#### Dataset records:
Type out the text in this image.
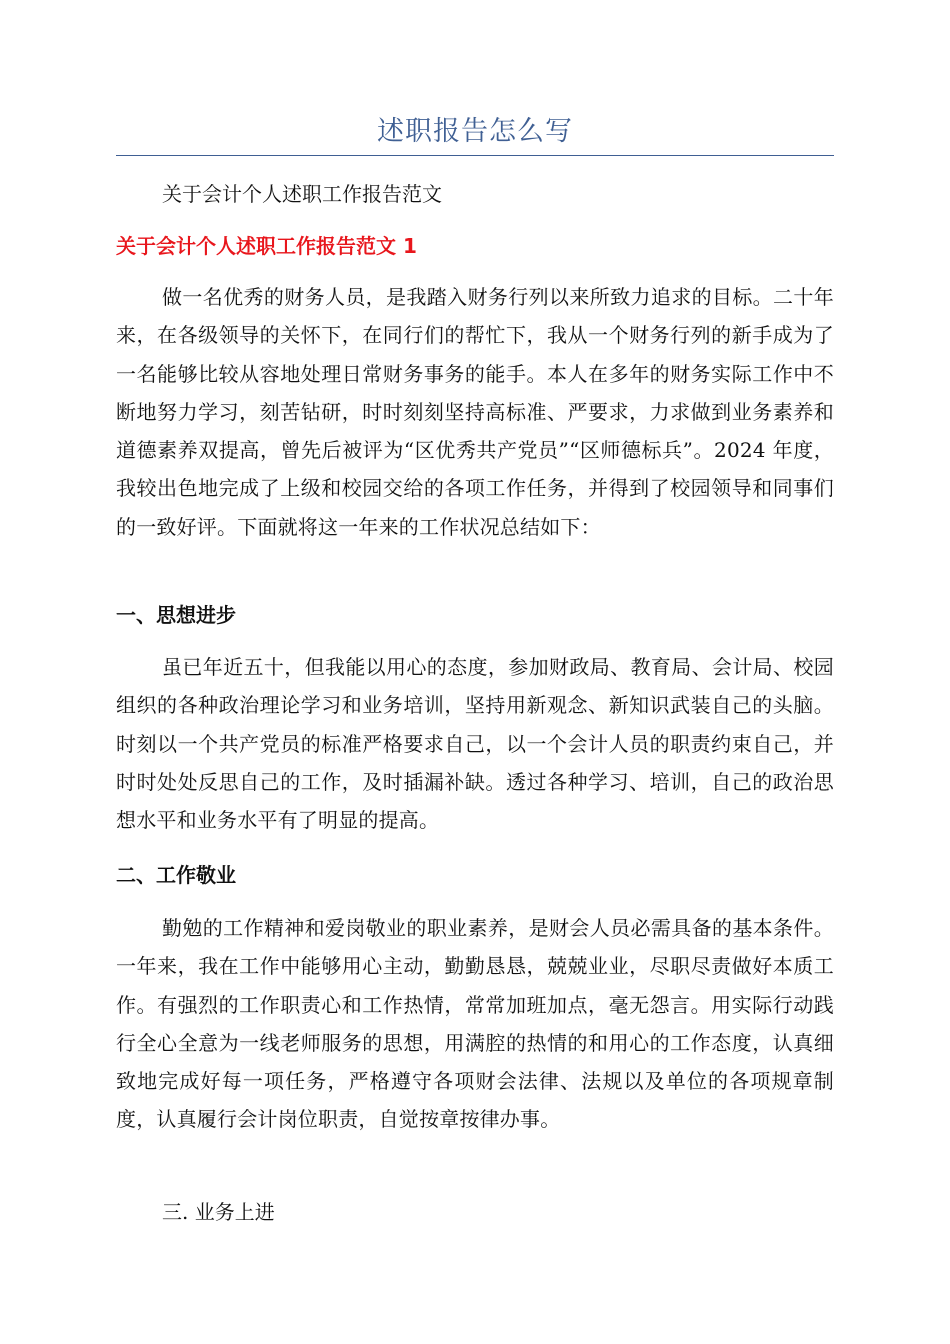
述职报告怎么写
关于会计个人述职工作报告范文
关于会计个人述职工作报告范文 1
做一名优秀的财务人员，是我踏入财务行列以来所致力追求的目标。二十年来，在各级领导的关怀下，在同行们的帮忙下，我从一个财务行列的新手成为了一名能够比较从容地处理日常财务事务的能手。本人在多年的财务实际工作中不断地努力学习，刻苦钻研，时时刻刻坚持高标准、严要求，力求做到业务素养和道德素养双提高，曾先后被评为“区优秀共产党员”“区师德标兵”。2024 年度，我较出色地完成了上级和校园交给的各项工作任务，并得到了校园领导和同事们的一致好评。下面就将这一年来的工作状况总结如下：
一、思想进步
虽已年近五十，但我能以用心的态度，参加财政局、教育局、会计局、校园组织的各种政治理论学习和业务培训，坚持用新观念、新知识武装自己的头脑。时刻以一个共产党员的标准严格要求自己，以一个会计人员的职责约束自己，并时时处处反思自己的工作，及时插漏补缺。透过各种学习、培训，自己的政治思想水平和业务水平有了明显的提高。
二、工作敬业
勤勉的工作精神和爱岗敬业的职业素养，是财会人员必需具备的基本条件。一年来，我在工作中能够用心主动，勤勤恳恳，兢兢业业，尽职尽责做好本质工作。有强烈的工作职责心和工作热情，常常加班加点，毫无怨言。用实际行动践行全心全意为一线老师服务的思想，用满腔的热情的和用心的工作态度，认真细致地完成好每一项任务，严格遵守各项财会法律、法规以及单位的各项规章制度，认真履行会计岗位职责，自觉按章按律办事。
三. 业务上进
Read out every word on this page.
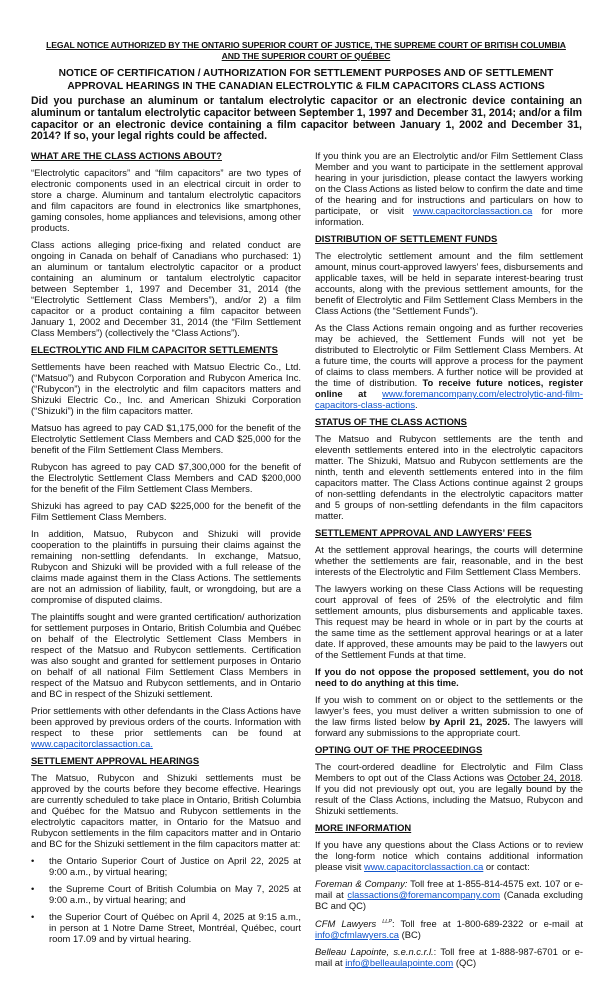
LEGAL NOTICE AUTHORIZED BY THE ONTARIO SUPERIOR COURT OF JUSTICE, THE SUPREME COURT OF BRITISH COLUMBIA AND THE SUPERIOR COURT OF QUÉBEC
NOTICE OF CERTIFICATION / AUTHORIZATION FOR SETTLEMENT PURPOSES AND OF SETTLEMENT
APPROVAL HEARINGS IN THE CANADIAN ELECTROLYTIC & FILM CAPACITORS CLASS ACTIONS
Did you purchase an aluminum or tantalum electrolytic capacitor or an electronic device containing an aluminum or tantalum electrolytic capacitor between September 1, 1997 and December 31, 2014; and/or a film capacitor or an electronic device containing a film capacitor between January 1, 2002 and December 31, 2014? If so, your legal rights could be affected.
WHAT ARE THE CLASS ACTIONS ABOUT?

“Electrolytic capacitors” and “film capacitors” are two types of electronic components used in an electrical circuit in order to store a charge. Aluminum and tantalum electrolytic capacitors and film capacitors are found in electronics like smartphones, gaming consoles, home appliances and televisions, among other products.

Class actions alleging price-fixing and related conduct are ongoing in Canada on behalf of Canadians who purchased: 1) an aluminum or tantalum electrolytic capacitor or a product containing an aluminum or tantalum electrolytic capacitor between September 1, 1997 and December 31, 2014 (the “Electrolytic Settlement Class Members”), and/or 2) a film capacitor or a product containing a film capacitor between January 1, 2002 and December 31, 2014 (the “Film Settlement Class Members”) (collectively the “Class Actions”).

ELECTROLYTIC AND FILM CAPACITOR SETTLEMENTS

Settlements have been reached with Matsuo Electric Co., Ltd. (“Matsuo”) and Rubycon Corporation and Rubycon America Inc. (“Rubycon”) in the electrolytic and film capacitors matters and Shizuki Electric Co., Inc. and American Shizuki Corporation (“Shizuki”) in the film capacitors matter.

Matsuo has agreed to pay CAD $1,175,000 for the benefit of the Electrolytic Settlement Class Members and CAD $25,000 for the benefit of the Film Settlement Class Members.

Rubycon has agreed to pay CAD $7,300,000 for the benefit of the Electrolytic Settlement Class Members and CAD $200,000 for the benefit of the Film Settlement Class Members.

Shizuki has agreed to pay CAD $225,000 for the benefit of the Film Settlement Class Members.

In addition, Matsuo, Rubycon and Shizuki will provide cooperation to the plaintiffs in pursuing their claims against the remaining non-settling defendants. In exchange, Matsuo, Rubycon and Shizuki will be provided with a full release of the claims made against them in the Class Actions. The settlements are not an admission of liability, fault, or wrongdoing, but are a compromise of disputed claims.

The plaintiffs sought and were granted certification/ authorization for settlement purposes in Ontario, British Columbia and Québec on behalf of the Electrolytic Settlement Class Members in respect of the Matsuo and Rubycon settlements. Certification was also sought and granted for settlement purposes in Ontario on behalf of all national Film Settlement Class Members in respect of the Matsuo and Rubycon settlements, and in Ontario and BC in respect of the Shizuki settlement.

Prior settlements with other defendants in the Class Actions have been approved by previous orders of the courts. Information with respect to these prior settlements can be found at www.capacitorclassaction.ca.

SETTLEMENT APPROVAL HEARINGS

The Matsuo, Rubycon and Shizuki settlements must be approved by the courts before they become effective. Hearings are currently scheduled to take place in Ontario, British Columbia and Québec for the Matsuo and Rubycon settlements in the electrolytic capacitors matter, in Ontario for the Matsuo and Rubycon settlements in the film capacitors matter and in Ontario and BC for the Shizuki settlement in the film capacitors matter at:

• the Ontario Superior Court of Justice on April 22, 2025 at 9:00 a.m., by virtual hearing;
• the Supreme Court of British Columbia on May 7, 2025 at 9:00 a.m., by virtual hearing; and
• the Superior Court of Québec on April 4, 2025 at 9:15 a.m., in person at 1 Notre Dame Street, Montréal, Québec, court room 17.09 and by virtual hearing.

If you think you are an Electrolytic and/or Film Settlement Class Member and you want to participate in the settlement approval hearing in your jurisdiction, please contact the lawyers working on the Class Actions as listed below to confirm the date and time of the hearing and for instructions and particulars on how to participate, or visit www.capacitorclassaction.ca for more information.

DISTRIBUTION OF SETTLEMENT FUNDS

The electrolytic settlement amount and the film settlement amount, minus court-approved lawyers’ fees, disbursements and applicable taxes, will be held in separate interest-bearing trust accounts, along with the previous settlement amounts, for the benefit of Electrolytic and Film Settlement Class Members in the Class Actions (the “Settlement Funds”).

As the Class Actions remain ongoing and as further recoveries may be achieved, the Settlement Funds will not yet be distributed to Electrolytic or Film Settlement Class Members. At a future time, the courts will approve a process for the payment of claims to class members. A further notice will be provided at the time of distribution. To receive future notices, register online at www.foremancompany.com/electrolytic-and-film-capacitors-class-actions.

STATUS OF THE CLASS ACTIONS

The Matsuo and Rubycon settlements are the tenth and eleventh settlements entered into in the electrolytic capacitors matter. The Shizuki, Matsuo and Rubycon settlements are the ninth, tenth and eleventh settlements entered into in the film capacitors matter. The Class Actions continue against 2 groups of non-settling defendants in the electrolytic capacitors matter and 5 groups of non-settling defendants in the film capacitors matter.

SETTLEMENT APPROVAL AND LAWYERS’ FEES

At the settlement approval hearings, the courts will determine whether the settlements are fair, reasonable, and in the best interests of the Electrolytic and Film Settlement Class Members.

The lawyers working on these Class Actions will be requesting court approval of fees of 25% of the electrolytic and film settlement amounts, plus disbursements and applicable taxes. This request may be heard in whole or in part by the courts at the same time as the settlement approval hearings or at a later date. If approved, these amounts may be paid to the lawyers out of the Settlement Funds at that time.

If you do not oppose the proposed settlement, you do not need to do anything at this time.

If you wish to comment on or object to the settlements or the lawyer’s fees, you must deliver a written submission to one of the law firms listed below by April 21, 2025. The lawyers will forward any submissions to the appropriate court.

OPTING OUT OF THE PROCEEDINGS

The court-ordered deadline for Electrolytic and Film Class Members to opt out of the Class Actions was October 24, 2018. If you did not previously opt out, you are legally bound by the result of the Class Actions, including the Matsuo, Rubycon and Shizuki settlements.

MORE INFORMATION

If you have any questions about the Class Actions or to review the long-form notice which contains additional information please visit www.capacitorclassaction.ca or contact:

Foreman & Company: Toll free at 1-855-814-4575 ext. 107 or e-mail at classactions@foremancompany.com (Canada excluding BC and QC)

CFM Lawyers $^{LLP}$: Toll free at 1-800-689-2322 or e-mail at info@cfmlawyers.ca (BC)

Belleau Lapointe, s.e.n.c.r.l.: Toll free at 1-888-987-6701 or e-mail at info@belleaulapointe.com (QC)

#### WRITTEN PROBLEM:
Identify how many lines in the entries above include the string "free", then state that number alone.

#### EXPECTED OUTPUT:
3